Work to complete: Could you give the data below again, exactly and completely?

Material:

-- START --

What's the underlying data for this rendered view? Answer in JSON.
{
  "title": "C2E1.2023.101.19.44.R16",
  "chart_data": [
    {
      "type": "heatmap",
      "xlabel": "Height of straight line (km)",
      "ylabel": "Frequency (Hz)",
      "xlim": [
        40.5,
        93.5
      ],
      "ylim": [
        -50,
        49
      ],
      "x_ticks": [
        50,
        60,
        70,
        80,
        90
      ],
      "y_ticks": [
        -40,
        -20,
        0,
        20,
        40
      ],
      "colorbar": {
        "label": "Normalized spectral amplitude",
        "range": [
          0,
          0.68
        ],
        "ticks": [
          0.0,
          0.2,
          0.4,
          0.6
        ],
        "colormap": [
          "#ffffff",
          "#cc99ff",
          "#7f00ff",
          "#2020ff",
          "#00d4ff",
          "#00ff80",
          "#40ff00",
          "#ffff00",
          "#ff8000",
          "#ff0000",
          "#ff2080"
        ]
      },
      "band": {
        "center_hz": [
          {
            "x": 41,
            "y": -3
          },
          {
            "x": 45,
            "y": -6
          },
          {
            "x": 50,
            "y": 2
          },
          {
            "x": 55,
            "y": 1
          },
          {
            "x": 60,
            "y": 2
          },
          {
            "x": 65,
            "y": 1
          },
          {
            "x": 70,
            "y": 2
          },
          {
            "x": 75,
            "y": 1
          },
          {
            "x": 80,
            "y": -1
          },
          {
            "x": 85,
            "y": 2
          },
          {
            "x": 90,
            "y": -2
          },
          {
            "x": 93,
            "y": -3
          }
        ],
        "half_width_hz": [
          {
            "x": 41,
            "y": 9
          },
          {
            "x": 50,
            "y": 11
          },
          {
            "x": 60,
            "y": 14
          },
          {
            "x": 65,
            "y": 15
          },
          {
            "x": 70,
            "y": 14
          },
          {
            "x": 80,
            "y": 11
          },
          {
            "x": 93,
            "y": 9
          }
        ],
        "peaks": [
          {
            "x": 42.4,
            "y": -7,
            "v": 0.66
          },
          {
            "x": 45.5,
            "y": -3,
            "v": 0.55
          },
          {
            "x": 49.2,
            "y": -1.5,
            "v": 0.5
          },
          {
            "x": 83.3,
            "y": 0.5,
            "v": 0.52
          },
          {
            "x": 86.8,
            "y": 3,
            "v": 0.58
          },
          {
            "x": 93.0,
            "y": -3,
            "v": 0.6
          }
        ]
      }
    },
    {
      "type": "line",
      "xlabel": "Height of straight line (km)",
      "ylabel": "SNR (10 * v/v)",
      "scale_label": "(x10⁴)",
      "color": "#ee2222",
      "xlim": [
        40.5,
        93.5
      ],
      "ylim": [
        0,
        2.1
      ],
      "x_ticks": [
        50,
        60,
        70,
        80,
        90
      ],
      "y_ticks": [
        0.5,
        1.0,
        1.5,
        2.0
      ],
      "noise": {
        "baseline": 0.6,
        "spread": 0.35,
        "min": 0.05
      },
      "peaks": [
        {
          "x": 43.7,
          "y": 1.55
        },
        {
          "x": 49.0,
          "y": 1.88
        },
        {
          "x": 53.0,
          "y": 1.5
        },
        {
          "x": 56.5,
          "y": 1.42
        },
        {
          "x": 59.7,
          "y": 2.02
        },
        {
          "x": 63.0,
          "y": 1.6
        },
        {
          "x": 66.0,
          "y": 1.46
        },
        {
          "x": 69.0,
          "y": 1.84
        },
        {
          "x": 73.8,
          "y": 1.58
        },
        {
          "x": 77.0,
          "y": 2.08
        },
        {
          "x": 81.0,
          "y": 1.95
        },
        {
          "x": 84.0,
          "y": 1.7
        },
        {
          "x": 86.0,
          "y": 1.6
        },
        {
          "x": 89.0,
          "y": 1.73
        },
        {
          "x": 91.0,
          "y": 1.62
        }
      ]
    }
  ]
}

-- END --

Full solution:
What's the underlying data for this rendered view? Answer in JSON.
{
  "title": "C2E1.2023.101.19.44.R16",
  "chart_data": [
    {
      "type": "heatmap",
      "xlabel": "Height of straight line (km)",
      "ylabel": "Frequency (Hz)",
      "xlim": [
        40.5,
        93.5
      ],
      "ylim": [
        -50,
        49
      ],
      "x_ticks": [
        50,
        60,
        70,
        80,
        90
      ],
      "y_ticks": [
        -40,
        -20,
        0,
        20,
        40
      ],
      "colorbar": {
        "label": "Normalized spectral amplitude",
        "range": [
          0,
          0.68
        ],
        "ticks": [
          0.0,
          0.2,
          0.4,
          0.6
        ],
        "colormap": [
          "#ffffff",
          "#cc99ff",
          "#7f00ff",
          "#2020ff",
          "#00d4ff",
          "#00ff80",
          "#40ff00",
          "#ffff00",
          "#ff8000",
          "#ff0000",
          "#ff2080"
        ]
      },
      "band": {
        "center_hz": [
          {
            "x": 41,
            "y": -3
          },
          {
            "x": 45,
            "y": -6
          },
          {
            "x": 50,
            "y": 2
          },
          {
            "x": 55,
            "y": 1
          },
          {
            "x": 60,
            "y": 2
          },
          {
            "x": 65,
            "y": 1
          },
          {
            "x": 70,
            "y": 2
          },
          {
            "x": 75,
            "y": 1
          },
          {
            "x": 80,
            "y": -1
          },
          {
            "x": 85,
            "y": 2
          },
          {
            "x": 90,
            "y": -2
          },
          {
            "x": 93,
            "y": -3
          }
        ],
        "half_width_hz": [
          {
            "x": 41,
            "y": 9
          },
          {
            "x": 50,
            "y": 11
          },
          {
            "x": 60,
            "y": 14
          },
          {
            "x": 65,
            "y": 15
          },
          {
            "x": 70,
            "y": 14
          },
          {
            "x": 80,
            "y": 11
          },
          {
            "x": 93,
            "y": 9
          }
        ],
        "peaks": [
          {
            "x": 42.4,
            "y": -7,
            "v": 0.66
          },
          {
            "x": 45.5,
            "y": -3,
            "v": 0.55
          },
          {
            "x": 49.2,
            "y": -1.5,
            "v": 0.5
          },
          {
            "x": 83.3,
            "y": 0.5,
            "v": 0.52
          },
          {
            "x": 86.8,
            "y": 3,
            "v": 0.58
          },
          {
            "x": 93.0,
            "y": -3,
            "v": 0.6
          }
        ]
      }
    },
    {
      "type": "line",
      "xlabel": "Height of straight line (km)",
      "ylabel": "SNR (10 * v/v)",
      "scale_label": "(x10⁴)",
      "color": "#ee2222",
      "xlim": [
        40.5,
        93.5
      ],
      "ylim": [
        0,
        2.1
      ],
      "x_ticks": [
        50,
        60,
        70,
        80,
        90
      ],
      "y_ticks": [
        0.5,
        1.0,
        1.5,
        2.0
      ],
      "noise": {
        "baseline": 0.6,
        "spread": 0.35,
        "min": 0.05
      },
      "peaks": [
        {
          "x": 43.7,
          "y": 1.55
        },
        {
          "x": 49.0,
          "y": 1.88
        },
        {
          "x": 53.0,
          "y": 1.5
        },
        {
          "x": 56.5,
          "y": 1.42
        },
        {
          "x": 59.7,
          "y": 2.02
        },
        {
          "x": 63.0,
          "y": 1.6
        },
        {
          "x": 66.0,
          "y": 1.46
        },
        {
          "x": 69.0,
          "y": 1.84
        },
        {
          "x": 73.8,
          "y": 1.58
        },
        {
          "x": 77.0,
          "y": 2.08
        },
        {
          "x": 81.0,
          "y": 1.95
        },
        {
          "x": 84.0,
          "y": 1.7
        },
        {
          "x": 86.0,
          "y": 1.6
        },
        {
          "x": 89.0,
          "y": 1.73
        },
        {
          "x": 91.0,
          "y": 1.62
        }
      ]
    }
  ]
}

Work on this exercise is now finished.